(Stored records)

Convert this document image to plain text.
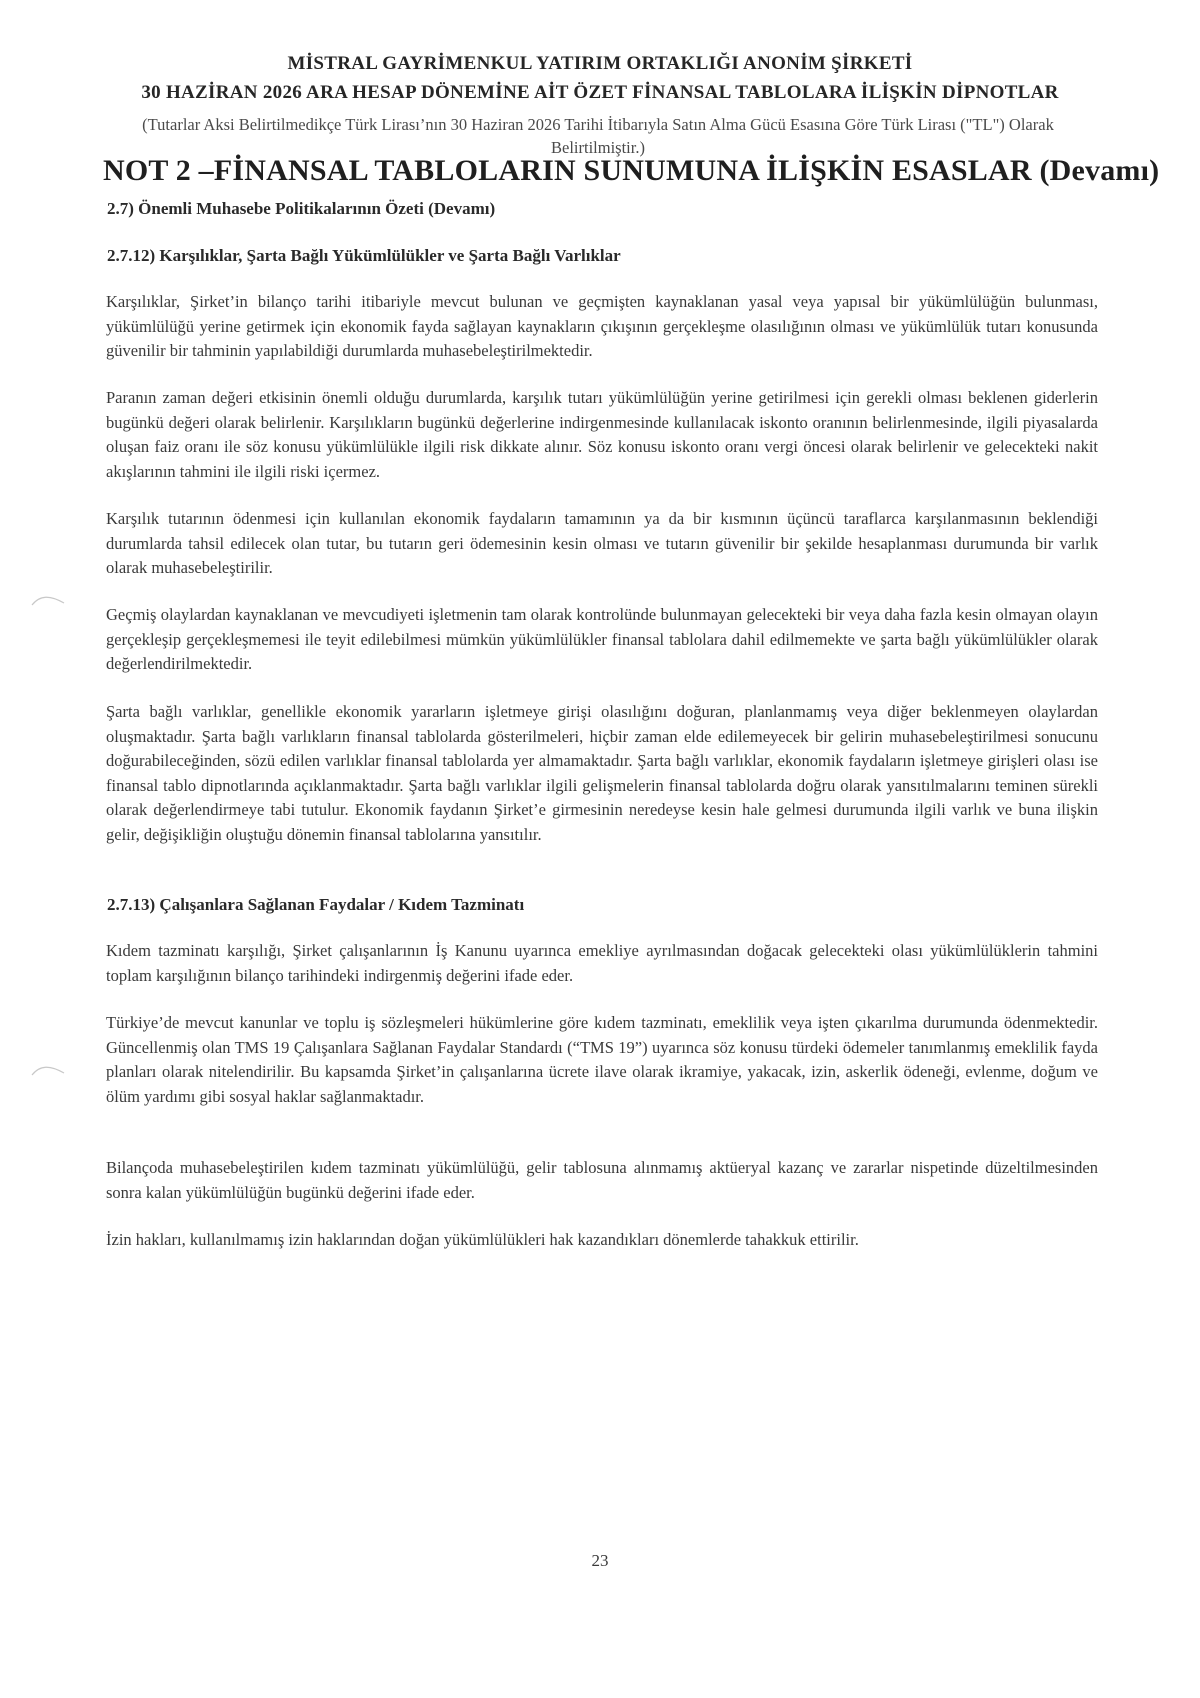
MİSTRAL GAYRİMENKUL YATIRIM ORTAKLIĞI ANONİM ŞİRKETİ
30 HAZİRAN 2026 ARA HESAP DÖNEMİNE AİT ÖZET FİNANSAL TABLOLARA İLİŞKİN DİPNOTLAR
(Tutarlar Aksi Belirtilmedikçe Türk Lirası’nın 30 Haziran 2026 Tarihi İtibarıyla Satın Alma Gücü Esasına Göre Türk Lirası ("TL") Olarak Belirtilmiştir.)
NOT 2 –FİNANSAL TABLOLARIN SUNUMUNA İLİŞKİN ESASLAR (Devamı)
2.7) Önemli Muhasebe Politikalarının Özeti (Devamı)
2.7.12) Karşılıklar, Şarta Bağlı Yükümlülükler ve Şarta Bağlı Varlıklar
Karşılıklar, Şirket’in bilanço tarihi itibariyle mevcut bulunan ve geçmişten kaynaklanan yasal veya yapısal bir yükümlülüğün bulunması, yükümlülüğü yerine getirmek için ekonomik fayda sağlayan kaynakların çıkışının gerçekleşme olasılığının olması ve yükümlülük tutarı konusunda güvenilir bir tahminin yapılabildiği durumlarda muhasebeleştirilmektedir.
Paranın zaman değeri etkisinin önemli olduğu durumlarda, karşılık tutarı yükümlülüğün yerine getirilmesi için gerekli olması beklenen giderlerin bugünkü değeri olarak belirlenir. Karşılıkların bugünkü değerlerine indirgenmesinde kullanılacak iskonto oranının belirlenmesinde, ilgili piyasalarda oluşan faiz oranı ile söz konusu yükümlülükle ilgili risk dikkate alınır. Söz konusu iskonto oranı vergi öncesi olarak belirlenir ve gelecekteki nakit akışlarının tahmini ile ilgili riski içermez.
Karşılık tutarının ödenmesi için kullanılan ekonomik faydaların tamamının ya da bir kısmının üçüncü taraflarca karşılanmasının beklendiği durumlarda tahsil edilecek olan tutar, bu tutarın geri ödemesinin kesin olması ve tutarın güvenilir bir şekilde hesaplanması durumunda bir varlık olarak muhasebeleştirilir.
Geçmiş olaylardan kaynaklanan ve mevcudiyeti işletmenin tam olarak kontrolünde bulunmayan gelecekteki bir veya daha fazla kesin olmayan olayın gerçekleşip gerçekleşmemesi ile teyit edilebilmesi mümkün yükümlülükler finansal tablolara dahil edilmemekte ve şarta bağlı yükümlülükler olarak değerlendirilmektedir.
Şarta bağlı varlıklar, genellikle ekonomik yararların işletmeye girişi olasılığını doğuran, planlanmamış veya diğer beklenmeyen olaylardan oluşmaktadır. Şarta bağlı varlıkların finansal tablolarda gösterilmeleri, hiçbir zaman elde edilemeyecek bir gelirin muhasebeleştirilmesi sonucunu doğurabileceğinden, sözü edilen varlıklar finansal tablolarda yer almamaktadır. Şarta bağlı varlıklar, ekonomik faydaların işletmeye girişleri olası ise finansal tablo dipnotlarında açıklanmaktadır. Şarta bağlı varlıklar ilgili gelişmelerin finansal tablolarda doğru olarak yansıtılmalarını teminen sürekli olarak değerlendirmeye tabi tutulur. Ekonomik faydanın Şirket’e girmesinin neredeyse kesin hale gelmesi durumunda ilgili varlık ve buna ilişkin gelir, değişikliğin oluştuğu dönemin finansal tablolarına yansıtılır.
2.7.13) Çalışanlara Sağlanan Faydalar / Kıdem Tazminatı
Kıdem tazminatı karşılığı, Şirket çalışanlarının İş Kanunu uyarınca emekliye ayrılmasından doğacak gelecekteki olası yükümlülüklerin tahmini toplam karşılığının bilanço tarihindeki indirgenmiş değerini ifade eder.
Türkiye’de mevcut kanunlar ve toplu iş sözleşmeleri hükümlerine göre kıdem tazminatı, emeklilik veya işten çıkarılma durumunda ödenmektedir. Güncellenmiş olan TMS 19 Çalışanlara Sağlanan Faydalar Standardı (“TMS 19”) uyarınca söz konusu türdeki ödemeler tanımlanmış emeklilik fayda planları olarak nitelendirilir. Bu kapsamda Şirket’in çalışanlarına ücrete ilave olarak ikramiye, yakacak, izin, askerlik ödeneği, evlenme, doğum ve ölüm yardımı gibi sosyal haklar sağlanmaktadır.
Bilançoda muhasebeleştirilen kıdem tazminatı yükümlülüğü, gelir tablosuna alınmamış aktüeryal kazanç ve zararlar nispetinde düzeltilmesinden sonra kalan yükümlülüğün bugünkü değerini ifade eder.
İzin hakları, kullanılmamış izin haklarından doğan yükümlülükleri hak kazandıkları dönemlerde tahakkuk ettirilir.
23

### [What is required]
Restate the whole listing above exactly, except for its images.

### [Solution]
Convert this document image to plain text.
MİSTRAL GAYRİMENKUL YATIRIM ORTAKLIĞI ANONİM ŞİRKETİ
30 HAZİRAN 2026 ARA HESAP DÖNEMİNE AİT ÖZET FİNANSAL TABLOLARA İLİŞKİN DİPNOTLAR
(Tutarlar Aksi Belirtilmedikçe Türk Lirası’nın 30 Haziran 2026 Tarihi İtibarıyla Satın Alma Gücü Esasına Göre Türk Lirası ("TL") Olarak Belirtilmiştir.)
NOT 2 –FİNANSAL TABLOLARIN SUNUMUNA İLİŞKİN ESASLAR (Devamı)
2.7) Önemli Muhasebe Politikalarının Özeti (Devamı)
2.7.12) Karşılıklar, Şarta Bağlı Yükümlülükler ve Şarta Bağlı Varlıklar
Karşılıklar, Şirket’in bilanço tarihi itibariyle mevcut bulunan ve geçmişten kaynaklanan yasal veya yapısal bir yükümlülüğün bulunması, yükümlülüğü yerine getirmek için ekonomik fayda sağlayan kaynakların çıkışının gerçekleşme olasılığının olması ve yükümlülük tutarı konusunda güvenilir bir tahminin yapılabildiği durumlarda muhasebeleştirilmektedir.
Paranın zaman değeri etkisinin önemli olduğu durumlarda, karşılık tutarı yükümlülüğün yerine getirilmesi için gerekli olması beklenen giderlerin bugünkü değeri olarak belirlenir. Karşılıkların bugünkü değerlerine indirgenmesinde kullanılacak iskonto oranının belirlenmesinde, ilgili piyasalarda oluşan faiz oranı ile söz konusu yükümlülükle ilgili risk dikkate alınır. Söz konusu iskonto oranı vergi öncesi olarak belirlenir ve gelecekteki nakit akışlarının tahmini ile ilgili riski içermez.
Karşılık tutarının ödenmesi için kullanılan ekonomik faydaların tamamının ya da bir kısmının üçüncü taraflarca karşılanmasının beklendiği durumlarda tahsil edilecek olan tutar, bu tutarın geri ödemesinin kesin olması ve tutarın güvenilir bir şekilde hesaplanması durumunda bir varlık olarak muhasebeleştirilir.
Geçmiş olaylardan kaynaklanan ve mevcudiyeti işletmenin tam olarak kontrolünde bulunmayan gelecekteki bir veya daha fazla kesin olmayan olayın gerçekleşip gerçekleşmemesi ile teyit edilebilmesi mümkün yükümlülükler finansal tablolara dahil edilmemekte ve şarta bağlı yükümlülükler olarak değerlendirilmektedir.
Şarta bağlı varlıklar, genellikle ekonomik yararların işletmeye girişi olasılığını doğuran, planlanmamış veya diğer beklenmeyen olaylardan oluşmaktadır. Şarta bağlı varlıkların finansal tablolarda gösterilmeleri, hiçbir zaman elde edilemeyecek bir gelirin muhasebeleştirilmesi sonucunu doğurabileceğinden, sözü edilen varlıklar finansal tablolarda yer almamaktadır. Şarta bağlı varlıklar, ekonomik faydaların işletmeye girişleri olası ise finansal tablo dipnotlarında açıklanmaktadır. Şarta bağlı varlıklar ilgili gelişmelerin finansal tablolarda doğru olarak yansıtılmalarını teminen sürekli olarak değerlendirmeye tabi tutulur. Ekonomik faydanın Şirket’e girmesinin neredeyse kesin hale gelmesi durumunda ilgili varlık ve buna ilişkin gelir, değişikliğin oluştuğu dönemin finansal tablolarına yansıtılır.
2.7.13) Çalışanlara Sağlanan Faydalar / Kıdem Tazminatı
Kıdem tazminatı karşılığı, Şirket çalışanlarının İş Kanunu uyarınca emekliye ayrılmasından doğacak gelecekteki olası yükümlülüklerin tahmini toplam karşılığının bilanço tarihindeki indirgenmiş değerini ifade eder.
Türkiye’de mevcut kanunlar ve toplu iş sözleşmeleri hükümlerine göre kıdem tazminatı, emeklilik veya işten çıkarılma durumunda ödenmektedir. Güncellenmiş olan TMS 19 Çalışanlara Sağlanan Faydalar Standardı (“TMS 19”) uyarınca söz konusu türdeki ödemeler tanımlanmış emeklilik fayda planları olarak nitelendirilir. Bu kapsamda Şirket’in çalışanlarına ücrete ilave olarak ikramiye, yakacak, izin, askerlik ödeneği, evlenme, doğum ve ölüm yardımı gibi sosyal haklar sağlanmaktadır.
Bilançoda muhasebeleştirilen kıdem tazminatı yükümlülüğü, gelir tablosuna alınmamış aktüeryal kazanç ve zararlar nispetinde düzeltilmesinden sonra kalan yükümlülüğün bugünkü değerini ifade eder.
İzin hakları, kullanılmamış izin haklarından doğan yükümlülükleri hak kazandıkları dönemlerde tahakkuk ettirilir.
23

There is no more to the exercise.